> **EXERCISE OBJECTIVE**: Report how many lines hold the word "description"; give nothing but the number.
— begin INPUT RECORDS —
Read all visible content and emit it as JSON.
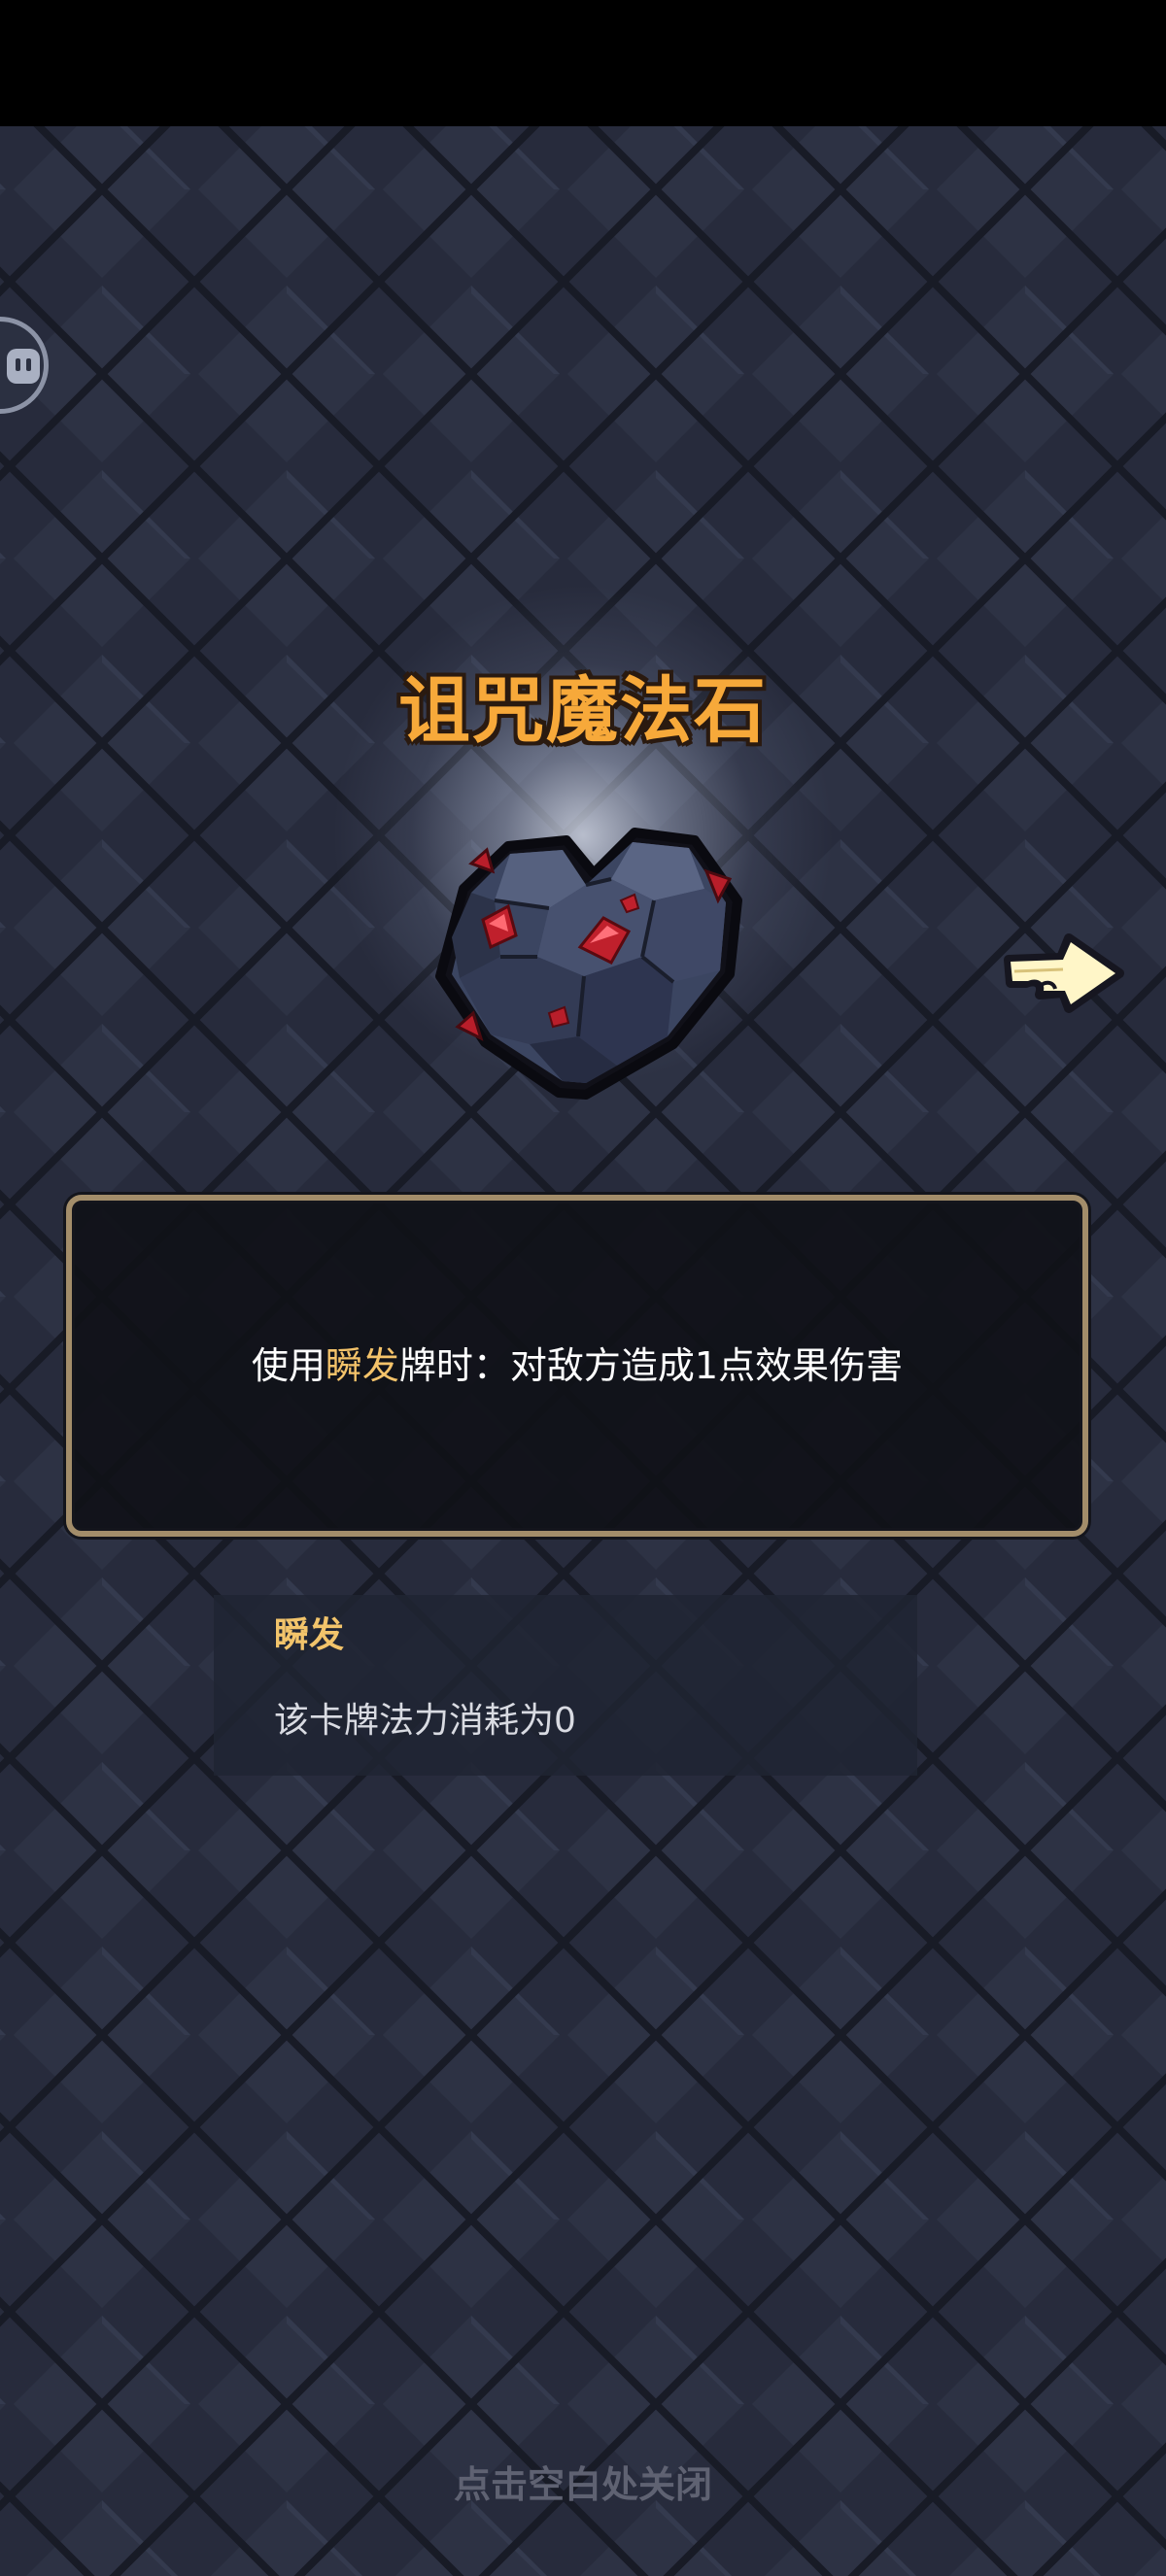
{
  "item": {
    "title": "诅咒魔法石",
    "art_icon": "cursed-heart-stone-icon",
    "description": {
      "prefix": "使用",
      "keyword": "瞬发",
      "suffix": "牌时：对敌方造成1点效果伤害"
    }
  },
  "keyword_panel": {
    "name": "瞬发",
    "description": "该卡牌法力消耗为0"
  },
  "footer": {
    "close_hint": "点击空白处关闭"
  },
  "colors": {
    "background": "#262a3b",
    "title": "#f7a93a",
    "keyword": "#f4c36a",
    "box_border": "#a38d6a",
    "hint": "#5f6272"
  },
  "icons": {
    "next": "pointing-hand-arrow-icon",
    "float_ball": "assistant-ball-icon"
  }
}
— end INPUT RECORDS —
> **EXERCISE RESULT**: 2